====== The data ======
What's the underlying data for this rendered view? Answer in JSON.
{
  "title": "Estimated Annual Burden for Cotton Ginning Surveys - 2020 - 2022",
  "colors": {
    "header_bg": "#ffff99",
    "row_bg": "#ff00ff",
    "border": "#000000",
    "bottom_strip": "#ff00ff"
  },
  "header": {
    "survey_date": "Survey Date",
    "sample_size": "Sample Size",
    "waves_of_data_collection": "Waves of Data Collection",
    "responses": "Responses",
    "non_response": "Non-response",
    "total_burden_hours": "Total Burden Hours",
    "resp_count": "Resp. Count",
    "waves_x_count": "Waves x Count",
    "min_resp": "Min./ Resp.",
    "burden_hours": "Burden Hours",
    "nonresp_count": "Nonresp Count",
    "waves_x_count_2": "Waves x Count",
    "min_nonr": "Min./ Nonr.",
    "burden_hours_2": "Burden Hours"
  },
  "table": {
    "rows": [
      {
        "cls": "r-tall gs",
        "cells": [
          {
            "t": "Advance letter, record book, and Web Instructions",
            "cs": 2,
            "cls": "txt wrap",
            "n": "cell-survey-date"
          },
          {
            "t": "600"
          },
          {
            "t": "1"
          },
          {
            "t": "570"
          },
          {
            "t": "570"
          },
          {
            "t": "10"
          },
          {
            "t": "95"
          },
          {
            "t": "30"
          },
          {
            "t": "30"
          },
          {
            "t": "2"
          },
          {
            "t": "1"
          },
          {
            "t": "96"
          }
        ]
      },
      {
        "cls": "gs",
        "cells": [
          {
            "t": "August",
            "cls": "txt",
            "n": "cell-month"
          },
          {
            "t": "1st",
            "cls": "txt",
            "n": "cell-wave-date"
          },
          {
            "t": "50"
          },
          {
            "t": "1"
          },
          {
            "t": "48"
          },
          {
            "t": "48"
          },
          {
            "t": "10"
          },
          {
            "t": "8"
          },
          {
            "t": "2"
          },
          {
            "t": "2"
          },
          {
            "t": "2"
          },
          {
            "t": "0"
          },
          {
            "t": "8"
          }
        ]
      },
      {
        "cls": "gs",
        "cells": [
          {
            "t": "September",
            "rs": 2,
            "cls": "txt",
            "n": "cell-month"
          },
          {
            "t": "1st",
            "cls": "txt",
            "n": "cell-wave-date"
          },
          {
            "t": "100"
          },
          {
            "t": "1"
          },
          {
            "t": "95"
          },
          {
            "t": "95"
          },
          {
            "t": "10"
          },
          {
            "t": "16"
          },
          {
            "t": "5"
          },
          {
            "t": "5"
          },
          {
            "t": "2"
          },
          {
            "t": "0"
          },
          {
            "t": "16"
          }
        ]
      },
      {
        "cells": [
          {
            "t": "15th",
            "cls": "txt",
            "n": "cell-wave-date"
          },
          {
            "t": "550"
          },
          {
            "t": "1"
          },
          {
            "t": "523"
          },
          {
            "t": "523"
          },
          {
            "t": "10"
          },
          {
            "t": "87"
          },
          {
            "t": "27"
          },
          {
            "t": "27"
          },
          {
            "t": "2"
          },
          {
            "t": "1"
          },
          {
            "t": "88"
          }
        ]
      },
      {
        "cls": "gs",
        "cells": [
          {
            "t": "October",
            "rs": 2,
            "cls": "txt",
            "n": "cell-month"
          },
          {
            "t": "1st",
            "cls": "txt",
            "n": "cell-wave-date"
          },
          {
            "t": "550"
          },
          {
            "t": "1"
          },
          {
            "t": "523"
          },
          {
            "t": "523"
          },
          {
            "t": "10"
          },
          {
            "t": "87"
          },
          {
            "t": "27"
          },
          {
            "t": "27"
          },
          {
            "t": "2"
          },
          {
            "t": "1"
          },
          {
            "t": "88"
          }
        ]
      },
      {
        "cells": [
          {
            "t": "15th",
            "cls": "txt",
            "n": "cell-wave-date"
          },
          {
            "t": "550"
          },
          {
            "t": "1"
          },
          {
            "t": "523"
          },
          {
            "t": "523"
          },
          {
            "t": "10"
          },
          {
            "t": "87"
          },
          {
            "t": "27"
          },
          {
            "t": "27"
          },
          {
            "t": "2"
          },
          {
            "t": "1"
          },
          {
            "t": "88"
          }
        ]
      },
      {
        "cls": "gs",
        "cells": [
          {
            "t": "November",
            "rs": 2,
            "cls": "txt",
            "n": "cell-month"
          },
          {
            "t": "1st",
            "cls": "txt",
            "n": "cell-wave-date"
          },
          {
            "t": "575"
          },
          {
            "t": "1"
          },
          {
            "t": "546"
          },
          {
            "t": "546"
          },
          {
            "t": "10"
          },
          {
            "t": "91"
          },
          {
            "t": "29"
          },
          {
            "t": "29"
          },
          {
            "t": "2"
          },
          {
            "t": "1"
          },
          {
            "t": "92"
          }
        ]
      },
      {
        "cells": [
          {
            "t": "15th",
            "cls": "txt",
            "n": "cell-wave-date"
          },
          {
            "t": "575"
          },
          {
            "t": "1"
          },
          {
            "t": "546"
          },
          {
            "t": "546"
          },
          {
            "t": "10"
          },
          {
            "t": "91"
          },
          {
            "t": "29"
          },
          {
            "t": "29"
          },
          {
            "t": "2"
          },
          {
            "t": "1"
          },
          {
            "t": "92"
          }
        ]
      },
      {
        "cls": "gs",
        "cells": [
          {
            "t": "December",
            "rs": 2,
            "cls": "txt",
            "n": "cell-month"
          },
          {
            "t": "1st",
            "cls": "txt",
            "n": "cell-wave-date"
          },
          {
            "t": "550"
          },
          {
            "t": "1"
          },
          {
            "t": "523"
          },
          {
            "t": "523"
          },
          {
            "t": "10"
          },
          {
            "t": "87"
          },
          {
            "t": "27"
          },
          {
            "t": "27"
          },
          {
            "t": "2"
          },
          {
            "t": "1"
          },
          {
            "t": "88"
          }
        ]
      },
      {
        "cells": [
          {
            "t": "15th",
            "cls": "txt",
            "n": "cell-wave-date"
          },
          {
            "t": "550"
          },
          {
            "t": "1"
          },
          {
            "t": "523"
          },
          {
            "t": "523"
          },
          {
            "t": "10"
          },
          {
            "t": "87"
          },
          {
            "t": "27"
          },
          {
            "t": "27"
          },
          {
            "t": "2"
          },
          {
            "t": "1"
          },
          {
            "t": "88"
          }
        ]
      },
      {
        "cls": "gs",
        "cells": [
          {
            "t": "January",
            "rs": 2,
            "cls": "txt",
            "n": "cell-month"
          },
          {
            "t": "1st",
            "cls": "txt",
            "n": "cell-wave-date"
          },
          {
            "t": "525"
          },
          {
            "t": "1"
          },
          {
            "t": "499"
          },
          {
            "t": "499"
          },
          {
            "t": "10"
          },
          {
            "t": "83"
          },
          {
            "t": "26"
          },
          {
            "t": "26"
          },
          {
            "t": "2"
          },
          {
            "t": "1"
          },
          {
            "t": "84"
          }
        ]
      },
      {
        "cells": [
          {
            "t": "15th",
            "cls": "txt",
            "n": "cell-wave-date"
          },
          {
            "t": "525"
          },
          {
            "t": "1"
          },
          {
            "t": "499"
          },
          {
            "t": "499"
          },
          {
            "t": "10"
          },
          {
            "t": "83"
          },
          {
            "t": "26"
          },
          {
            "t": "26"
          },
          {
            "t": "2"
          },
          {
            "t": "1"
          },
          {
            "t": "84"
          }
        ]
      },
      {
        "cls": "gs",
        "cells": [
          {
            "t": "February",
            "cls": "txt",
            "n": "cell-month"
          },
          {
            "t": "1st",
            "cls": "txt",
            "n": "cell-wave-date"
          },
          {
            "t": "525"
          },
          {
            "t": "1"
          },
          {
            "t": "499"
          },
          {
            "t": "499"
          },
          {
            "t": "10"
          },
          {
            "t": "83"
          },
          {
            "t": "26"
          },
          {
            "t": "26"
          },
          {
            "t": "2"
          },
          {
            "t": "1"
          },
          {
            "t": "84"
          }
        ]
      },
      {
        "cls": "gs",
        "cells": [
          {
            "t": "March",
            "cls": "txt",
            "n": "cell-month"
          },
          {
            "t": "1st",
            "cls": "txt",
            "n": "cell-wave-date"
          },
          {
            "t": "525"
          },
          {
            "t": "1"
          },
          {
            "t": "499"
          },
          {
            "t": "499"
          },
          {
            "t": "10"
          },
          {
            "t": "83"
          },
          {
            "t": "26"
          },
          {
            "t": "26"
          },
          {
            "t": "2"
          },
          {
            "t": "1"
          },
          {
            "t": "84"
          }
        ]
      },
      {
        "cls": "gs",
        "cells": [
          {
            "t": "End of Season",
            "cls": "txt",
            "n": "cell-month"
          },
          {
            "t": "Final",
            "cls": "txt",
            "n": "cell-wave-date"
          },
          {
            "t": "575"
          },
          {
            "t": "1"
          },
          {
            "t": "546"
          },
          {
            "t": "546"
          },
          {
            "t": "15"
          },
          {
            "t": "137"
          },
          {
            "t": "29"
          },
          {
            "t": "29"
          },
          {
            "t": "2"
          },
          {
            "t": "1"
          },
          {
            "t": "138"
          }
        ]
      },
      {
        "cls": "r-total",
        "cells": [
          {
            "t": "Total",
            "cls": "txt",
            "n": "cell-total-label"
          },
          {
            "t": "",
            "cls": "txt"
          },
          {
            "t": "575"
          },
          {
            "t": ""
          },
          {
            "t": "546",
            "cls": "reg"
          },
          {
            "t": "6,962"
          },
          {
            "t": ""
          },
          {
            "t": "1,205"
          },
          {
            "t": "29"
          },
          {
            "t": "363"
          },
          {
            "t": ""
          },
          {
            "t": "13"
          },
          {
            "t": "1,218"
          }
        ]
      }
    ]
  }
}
======
### Written problem
Exactly how many lines of the material contain the word "Burden"? Write the number alone.

### Solution for this problem
4